• _TASK SET_
**A)** Can you condense the paragraph of the commentary on Mark's gospel that begins "Mark's gospel is generally accepted" into a short bulleted list that keeps its main facts?
**B)** Would you write out the words of the commentary on Mark's gospel starting at "We have printed" and ending at "rather than Arius."?

• _EXCERPT TO READ_
--- START ---
It is generally agreed that the gospel ends at 16:8. If the beginning and end have been “improved”, we have no means of knowing to what extent the same has happened to the rest of the text. At 14:59 we learn that the witnesses at Jesus’ trial didn’t all agree: I suspect that many were as bemused as Peter, so we shouldn’t be surprised either that there are discrepancies or that later copyists may have altered the text to fit later events and ideas. In the June issue of Sofia (the magazine of the Sea of Faith Network, No. 115, 12-14) Stephen Williams uses his experience as a probation officer to take a fresh look at the story of the death of Jesus.
We have printed texts, so we are induced to think that nothing changed from the first version. Some of us still write longhand. If we make too many changes, insertions and deletions, we may have to make a fair copy. I find it very difficult just to copy: new ideas or better expressions kept coming to mind. So I find it quite likely that changes were made as the gospel was copied: after all, it wasn’t given the status of Holy Writ till much later. Copyists are also prone to make mistakes in their tedious and repetitive labour. And the argument about Jesus’ status relative to God was argued violently for several centuries until the Roman Emperor sided with Athanasius rather than Arius.
Verse 14:47 is one that commentators often skip over, but it indicates that at least one of Jesus’ followers was armed. Probably more were as befitted ruffianly Galileans expecting to have a go at the Romans. This gives some credence to the suggestion of E P Sanders in “The Historical Figure of Jesus” that Jesus’ body disappeared because Pilate had it removed to avoid a cult developing. Sanders also suggests that he planted ‘the young man in white robes’ to get Jesus’ followers to go back to Galilee, where they would come under Herod Antipas’ jurisdiction.
My Father often said that it is difficult to imagine how the world looked before Michelangelo. With two millennia of developed theology, it is almost impossible to think of Jesus as a man. However many times we assert that Jesus was wholly man, we still think of him mainly as wholly God and are amazed that he was not recognised as such. This is not to say that he was ‘just a man’. He was indeed formed by his Jewish upbringing, as is shown by what he said, but he promulgated the spirit of the Law in the best prophetic tradition rather than the legalism of current religious practice. He extended this spirit with his emphasis on love (loving your enemies, the Good Samaritan, the Prodigal Son). Things simply didn’t turn out the way he hoped, as happened to many of the prophets before him.
Mark’s gospel is generally accepted as the first of the four in the New Testament. It is generally dated around 70 CE because some passages appear to predict the traumatic events of that time. On this reading, the original writing could be much earlier, about 40 CE, before the spread of Christianity around the Roman Empire, and before Paul developed his theology. The Gospel as we have it would already reflect the circumstances of the successive copyists.
--- END ---
Element box records
--- START ---
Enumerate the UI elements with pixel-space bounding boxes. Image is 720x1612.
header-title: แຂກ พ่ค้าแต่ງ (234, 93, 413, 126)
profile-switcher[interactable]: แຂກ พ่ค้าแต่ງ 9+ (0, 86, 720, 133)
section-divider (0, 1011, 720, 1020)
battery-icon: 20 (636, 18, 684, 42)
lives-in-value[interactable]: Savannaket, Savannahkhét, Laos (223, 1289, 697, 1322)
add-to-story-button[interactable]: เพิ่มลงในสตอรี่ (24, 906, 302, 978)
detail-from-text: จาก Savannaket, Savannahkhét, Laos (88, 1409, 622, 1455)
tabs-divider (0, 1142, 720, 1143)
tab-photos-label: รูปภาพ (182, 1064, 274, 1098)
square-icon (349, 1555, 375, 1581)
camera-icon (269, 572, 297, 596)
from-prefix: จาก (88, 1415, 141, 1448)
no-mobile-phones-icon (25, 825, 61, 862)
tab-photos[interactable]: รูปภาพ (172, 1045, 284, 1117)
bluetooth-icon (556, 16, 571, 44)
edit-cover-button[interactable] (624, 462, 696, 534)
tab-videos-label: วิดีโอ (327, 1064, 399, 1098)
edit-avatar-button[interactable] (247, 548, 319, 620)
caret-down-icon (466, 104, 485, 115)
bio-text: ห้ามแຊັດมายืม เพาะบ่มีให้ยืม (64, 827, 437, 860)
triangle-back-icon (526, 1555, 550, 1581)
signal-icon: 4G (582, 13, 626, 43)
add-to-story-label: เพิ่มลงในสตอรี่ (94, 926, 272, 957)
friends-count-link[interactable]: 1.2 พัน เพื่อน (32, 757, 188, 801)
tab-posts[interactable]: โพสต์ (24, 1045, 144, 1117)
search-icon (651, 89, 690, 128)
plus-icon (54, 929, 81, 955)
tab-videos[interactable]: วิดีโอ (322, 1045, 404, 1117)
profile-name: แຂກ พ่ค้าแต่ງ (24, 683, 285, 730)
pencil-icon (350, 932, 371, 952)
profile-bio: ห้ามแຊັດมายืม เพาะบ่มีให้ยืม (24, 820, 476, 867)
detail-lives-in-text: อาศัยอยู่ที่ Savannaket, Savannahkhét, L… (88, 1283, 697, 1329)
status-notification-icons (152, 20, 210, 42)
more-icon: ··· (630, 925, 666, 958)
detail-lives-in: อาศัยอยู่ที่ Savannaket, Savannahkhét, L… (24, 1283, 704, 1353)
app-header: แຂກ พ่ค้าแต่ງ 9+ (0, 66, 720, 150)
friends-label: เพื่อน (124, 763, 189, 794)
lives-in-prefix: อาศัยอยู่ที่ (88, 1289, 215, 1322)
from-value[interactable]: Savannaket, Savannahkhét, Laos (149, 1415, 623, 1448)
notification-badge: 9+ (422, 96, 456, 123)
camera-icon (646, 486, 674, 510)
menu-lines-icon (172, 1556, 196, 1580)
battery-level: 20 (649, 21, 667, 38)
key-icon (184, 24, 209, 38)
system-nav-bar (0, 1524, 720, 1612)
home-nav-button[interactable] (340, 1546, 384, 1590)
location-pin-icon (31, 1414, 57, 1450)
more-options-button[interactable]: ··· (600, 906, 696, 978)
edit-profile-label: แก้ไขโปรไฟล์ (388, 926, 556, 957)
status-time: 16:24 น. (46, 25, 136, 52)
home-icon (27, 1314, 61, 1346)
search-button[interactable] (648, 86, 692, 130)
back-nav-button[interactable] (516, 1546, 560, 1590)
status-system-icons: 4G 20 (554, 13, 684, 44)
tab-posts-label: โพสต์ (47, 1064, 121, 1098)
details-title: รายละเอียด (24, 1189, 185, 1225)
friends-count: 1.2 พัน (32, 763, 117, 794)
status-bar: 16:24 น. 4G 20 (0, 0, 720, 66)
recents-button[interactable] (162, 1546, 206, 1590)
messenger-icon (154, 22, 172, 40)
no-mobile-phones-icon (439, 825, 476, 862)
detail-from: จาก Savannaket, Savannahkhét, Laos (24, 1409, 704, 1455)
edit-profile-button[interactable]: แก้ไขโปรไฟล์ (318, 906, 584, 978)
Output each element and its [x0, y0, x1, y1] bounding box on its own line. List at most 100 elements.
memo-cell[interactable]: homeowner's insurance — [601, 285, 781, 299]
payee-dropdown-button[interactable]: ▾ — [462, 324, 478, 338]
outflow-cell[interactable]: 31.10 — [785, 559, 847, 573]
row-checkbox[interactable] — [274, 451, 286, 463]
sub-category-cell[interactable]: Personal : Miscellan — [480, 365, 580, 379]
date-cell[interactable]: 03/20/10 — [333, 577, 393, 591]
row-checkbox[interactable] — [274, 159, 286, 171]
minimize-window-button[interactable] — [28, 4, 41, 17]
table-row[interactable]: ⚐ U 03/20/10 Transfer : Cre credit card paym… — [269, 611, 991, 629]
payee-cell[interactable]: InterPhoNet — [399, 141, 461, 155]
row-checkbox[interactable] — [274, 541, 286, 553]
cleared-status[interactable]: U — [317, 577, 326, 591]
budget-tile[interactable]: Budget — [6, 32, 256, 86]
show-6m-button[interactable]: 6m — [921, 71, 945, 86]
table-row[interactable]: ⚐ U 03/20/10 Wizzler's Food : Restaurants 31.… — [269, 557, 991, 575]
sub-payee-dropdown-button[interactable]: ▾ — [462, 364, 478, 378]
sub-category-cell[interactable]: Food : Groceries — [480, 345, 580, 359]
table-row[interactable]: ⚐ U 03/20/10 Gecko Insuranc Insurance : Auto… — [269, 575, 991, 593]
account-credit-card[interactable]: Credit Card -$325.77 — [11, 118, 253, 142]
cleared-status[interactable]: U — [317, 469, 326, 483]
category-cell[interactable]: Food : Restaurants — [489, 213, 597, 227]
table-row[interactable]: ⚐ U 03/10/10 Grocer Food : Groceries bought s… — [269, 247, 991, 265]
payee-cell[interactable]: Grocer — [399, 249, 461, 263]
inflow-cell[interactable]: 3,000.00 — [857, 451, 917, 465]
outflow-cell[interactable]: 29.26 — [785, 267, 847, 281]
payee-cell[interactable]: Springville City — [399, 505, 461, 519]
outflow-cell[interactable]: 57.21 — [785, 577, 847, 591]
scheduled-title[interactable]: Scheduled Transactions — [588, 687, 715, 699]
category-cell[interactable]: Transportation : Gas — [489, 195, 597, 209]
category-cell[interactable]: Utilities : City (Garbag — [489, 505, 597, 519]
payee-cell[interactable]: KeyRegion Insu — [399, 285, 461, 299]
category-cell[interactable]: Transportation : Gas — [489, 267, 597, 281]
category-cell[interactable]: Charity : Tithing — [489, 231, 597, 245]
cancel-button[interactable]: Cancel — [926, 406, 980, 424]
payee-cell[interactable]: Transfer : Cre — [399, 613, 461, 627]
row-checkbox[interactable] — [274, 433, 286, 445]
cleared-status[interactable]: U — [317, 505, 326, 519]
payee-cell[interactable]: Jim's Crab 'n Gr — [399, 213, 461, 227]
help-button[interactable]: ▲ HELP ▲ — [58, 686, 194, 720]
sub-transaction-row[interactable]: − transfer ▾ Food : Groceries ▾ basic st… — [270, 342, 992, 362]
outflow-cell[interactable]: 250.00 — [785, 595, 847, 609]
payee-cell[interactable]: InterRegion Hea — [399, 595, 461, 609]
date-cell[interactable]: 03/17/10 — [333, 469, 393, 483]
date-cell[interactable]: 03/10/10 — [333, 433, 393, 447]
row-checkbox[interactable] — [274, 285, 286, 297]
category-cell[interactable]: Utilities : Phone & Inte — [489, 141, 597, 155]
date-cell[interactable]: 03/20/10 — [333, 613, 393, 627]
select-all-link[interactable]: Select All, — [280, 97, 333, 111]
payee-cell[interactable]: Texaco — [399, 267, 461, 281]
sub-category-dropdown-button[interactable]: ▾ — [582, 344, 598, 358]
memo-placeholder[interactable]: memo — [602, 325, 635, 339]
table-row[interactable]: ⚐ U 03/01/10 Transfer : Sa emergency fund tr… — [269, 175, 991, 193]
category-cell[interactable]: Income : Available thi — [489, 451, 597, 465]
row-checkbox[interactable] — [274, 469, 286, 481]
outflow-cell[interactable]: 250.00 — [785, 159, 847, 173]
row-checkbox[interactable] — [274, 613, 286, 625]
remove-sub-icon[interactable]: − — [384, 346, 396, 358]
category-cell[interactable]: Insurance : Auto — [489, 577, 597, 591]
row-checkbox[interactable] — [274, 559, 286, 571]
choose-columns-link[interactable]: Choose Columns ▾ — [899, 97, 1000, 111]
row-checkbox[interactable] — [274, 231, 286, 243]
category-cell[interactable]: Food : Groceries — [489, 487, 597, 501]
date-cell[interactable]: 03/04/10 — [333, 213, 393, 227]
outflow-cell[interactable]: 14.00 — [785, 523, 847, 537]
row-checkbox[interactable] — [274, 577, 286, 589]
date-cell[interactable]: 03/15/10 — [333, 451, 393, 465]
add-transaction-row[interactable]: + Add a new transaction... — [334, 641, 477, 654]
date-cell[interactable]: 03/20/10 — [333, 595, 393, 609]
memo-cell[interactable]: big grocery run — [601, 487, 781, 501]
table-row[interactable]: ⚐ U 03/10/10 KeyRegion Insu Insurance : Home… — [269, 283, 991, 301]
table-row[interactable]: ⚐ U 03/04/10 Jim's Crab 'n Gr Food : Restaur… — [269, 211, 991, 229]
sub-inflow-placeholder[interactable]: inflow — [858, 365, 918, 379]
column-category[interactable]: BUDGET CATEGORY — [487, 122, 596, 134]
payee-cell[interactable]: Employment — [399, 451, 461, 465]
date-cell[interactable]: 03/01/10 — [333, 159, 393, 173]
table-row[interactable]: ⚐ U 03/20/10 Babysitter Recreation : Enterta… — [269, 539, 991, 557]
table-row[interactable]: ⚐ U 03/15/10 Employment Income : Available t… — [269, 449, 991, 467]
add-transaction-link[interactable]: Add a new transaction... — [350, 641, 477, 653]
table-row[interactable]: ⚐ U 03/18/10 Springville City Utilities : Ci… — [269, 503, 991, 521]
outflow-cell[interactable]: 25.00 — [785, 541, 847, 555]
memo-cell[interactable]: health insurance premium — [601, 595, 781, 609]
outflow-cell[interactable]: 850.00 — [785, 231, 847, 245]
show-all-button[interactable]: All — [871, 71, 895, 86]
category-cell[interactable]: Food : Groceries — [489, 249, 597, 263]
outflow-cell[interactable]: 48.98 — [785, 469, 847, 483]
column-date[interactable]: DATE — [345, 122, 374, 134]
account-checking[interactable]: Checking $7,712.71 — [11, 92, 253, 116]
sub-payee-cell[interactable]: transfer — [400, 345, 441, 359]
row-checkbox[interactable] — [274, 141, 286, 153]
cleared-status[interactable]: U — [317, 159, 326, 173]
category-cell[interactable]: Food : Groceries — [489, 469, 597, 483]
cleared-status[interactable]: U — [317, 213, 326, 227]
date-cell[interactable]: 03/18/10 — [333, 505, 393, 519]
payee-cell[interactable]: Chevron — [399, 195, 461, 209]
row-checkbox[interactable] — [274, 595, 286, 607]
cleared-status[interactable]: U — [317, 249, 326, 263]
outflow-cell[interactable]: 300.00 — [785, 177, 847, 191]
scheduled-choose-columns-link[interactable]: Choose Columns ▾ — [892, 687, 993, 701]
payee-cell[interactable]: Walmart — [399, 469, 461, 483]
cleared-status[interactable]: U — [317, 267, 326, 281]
--- END ---
• _EXERCISE RESULTS_
**A)**
- Mark's gospel is generally accepted as the first of the four New Testament gospels.
- It is usually dated around 70 CE, since some passages appear to predict the traumatic events of that time.
- On this reading, the original writing could be much earlier, about 40 CE, before Christianity spread around the Roman Empire and before Paul developed his theology.
- The gospel as we have it would already reflect the circumstances of its successive copyists.

**B)**
We have printed texts, so we are induced to think that nothing changed from the first version. Some of us still write longhand. If we make too many changes, insertions and deletions, we may have to make a fair copy. I find it very difficult just to copy: new ideas or better expressions kept coming to mind. So I find it quite likely that changes were made as the gospel was copied: after all, it wasn’t given the status of Holy Writ till much later. Copyists are also prone to make mistakes in their tedious and repetitive labour. And the argument about Jesus’ status relative to God was argued violently for several centuries until the Roman Emperor sided with Athanasius rather than Arius.